Restate the data word for word and leave the images out.

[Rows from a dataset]
## start

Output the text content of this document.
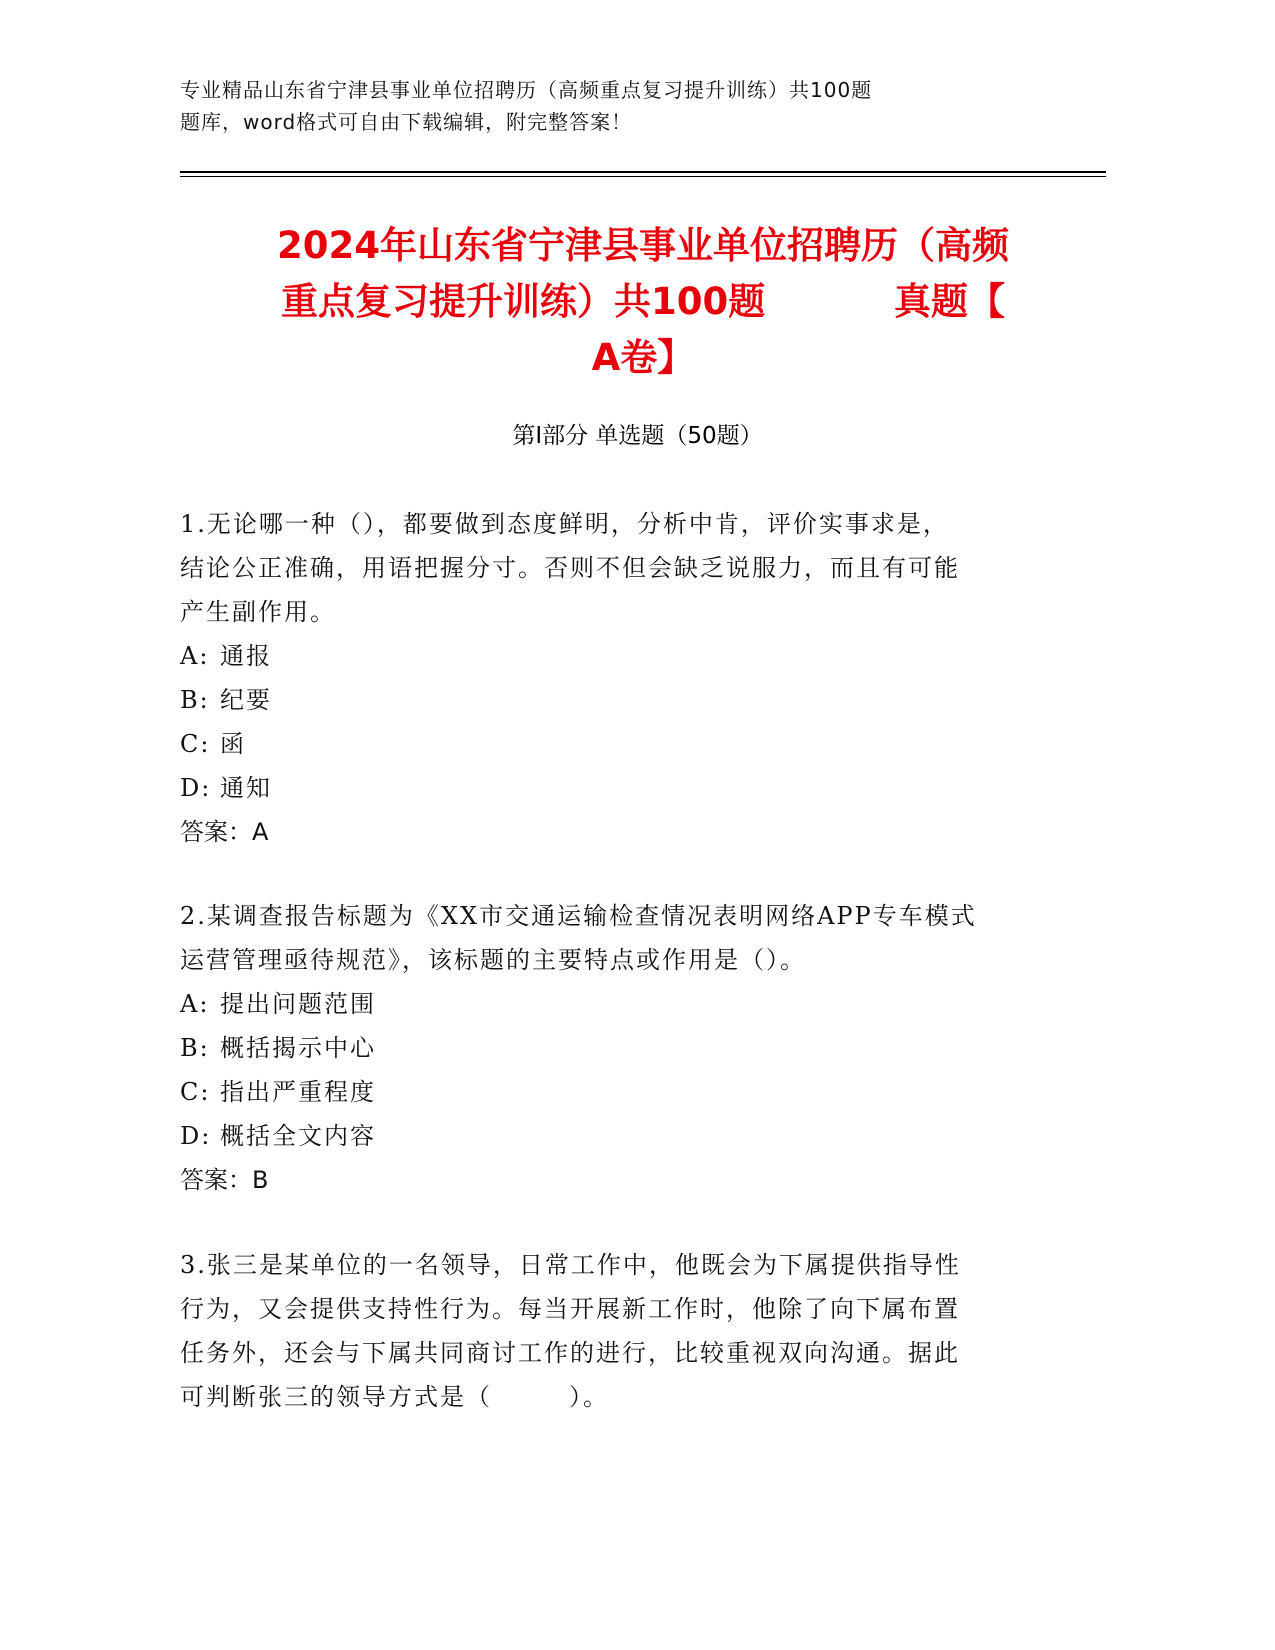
专业精品山东省宁津县事业单位招聘历（高频重点复习提升训练）共100题
题库，word格式可自由下载编辑，附完整答案！
2024年山东省宁津县事业单位招聘历（高频
重点复习提升训练）共100题          真题【
A卷】
第Ⅰ部分 单选题（50题）
1.无论哪一种（），都要做到态度鲜明，分析中肯，评价实事求是，
结论公正准确，用语把握分寸。否则不但会缺乏说服力，而且有可能
产生副作用。
A: 通报
B: 纪要
C: 函
D: 通知
答案：A
2.某调查报告标题为《XX市交通运输检查情况表明网络APP专车模式
运营管理亟待规范》，该标题的主要特点或作用是（）。
A: 提出问题范围
B: 概括揭示中心
C: 指出严重程度
D: 概括全文内容
答案：B
3.张三是某单位的一名领导，日常工作中，他既会为下属提供指导性
行为，又会提供支持性行为。每当开展新工作时，他除了向下属布置
任务外，还会与下属共同商讨工作的进行，比较重视双向沟通。据此
可判断张三的领导方式是（        ）。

## end

(The solution)
Output the text content of this document.
专业精品山东省宁津县事业单位招聘历（高频重点复习提升训练）共100题
题库，word格式可自由下载编辑，附完整答案！
2024年山东省宁津县事业单位招聘历（高频
重点复习提升训练）共100题          真题【
A卷】
第Ⅰ部分 单选题（50题）
1.无论哪一种（），都要做到态度鲜明，分析中肯，评价实事求是，
结论公正准确，用语把握分寸。否则不但会缺乏说服力，而且有可能
产生副作用。
A: 通报
B: 纪要
C: 函
D: 通知
答案：A
2.某调查报告标题为《XX市交通运输检查情况表明网络APP专车模式
运营管理亟待规范》，该标题的主要特点或作用是（）。
A: 提出问题范围
B: 概括揭示中心
C: 指出严重程度
D: 概括全文内容
答案：B
3.张三是某单位的一名领导，日常工作中，他既会为下属提供指导性
行为，又会提供支持性行为。每当开展新工作时，他除了向下属布置
任务外，还会与下属共同商讨工作的进行，比较重视双向沟通。据此
可判断张三的领导方式是（        ）。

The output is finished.